ENTRIES SHOWN:
* Start *
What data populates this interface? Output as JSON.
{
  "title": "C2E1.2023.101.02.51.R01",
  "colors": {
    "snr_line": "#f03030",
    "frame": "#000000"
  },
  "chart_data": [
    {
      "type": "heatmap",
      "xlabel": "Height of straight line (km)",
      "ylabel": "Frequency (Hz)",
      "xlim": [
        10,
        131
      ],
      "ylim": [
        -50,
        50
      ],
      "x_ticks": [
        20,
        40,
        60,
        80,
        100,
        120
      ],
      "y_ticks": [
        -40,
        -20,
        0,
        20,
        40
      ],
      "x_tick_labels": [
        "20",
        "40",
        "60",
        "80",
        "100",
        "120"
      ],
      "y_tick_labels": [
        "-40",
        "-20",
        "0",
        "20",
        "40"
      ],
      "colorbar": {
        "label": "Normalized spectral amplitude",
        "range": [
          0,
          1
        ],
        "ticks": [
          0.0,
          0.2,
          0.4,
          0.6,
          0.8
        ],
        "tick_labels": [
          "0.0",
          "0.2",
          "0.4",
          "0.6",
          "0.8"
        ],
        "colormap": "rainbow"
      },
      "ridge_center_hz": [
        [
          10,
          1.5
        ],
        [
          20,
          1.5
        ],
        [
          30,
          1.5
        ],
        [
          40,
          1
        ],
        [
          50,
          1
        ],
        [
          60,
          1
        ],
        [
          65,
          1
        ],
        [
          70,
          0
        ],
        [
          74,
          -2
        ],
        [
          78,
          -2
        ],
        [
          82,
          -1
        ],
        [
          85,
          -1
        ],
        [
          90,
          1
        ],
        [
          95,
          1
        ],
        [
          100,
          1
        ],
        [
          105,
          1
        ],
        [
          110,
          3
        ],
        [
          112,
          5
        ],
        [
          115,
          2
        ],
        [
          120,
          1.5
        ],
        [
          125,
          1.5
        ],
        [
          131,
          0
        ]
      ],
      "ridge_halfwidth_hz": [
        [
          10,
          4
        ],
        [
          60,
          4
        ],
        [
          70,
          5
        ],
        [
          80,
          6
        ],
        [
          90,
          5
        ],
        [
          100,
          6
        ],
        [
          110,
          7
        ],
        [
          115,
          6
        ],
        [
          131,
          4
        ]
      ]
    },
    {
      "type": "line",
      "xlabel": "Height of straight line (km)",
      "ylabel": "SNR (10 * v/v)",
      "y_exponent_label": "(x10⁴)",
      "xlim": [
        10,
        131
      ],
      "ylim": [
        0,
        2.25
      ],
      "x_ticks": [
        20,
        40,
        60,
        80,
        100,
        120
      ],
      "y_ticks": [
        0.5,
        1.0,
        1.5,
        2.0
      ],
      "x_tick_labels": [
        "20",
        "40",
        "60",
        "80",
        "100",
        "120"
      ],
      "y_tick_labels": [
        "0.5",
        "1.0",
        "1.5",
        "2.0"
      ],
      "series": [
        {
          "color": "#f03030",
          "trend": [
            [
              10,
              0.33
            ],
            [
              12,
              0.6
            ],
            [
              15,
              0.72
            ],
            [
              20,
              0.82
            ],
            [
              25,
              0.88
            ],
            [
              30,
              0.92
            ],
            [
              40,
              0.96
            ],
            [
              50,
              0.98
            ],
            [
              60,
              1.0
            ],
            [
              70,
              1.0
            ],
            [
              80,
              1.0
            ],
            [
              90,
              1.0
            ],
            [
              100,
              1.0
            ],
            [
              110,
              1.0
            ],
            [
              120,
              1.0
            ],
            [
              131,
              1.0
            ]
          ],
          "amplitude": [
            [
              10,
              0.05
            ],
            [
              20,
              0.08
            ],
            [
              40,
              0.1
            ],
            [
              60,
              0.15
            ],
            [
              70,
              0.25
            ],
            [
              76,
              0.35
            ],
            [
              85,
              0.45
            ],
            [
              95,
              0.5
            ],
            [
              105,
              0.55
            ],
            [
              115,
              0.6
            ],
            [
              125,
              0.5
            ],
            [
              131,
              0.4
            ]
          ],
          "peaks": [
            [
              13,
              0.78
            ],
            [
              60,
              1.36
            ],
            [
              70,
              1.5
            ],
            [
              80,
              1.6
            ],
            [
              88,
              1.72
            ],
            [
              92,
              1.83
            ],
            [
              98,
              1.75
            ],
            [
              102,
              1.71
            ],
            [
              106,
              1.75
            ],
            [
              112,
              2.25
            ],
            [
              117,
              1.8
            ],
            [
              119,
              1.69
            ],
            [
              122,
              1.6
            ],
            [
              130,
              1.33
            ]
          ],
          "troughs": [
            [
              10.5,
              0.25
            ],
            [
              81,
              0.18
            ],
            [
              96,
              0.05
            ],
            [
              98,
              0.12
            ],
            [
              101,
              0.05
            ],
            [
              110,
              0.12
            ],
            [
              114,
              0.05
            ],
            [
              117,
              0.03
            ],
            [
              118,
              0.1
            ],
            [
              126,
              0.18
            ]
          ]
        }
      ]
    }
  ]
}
* End *
TASK REQUIREMENTS: Report how many lines of the preceding records include "amplitude". Output the number only.

REPLY: 2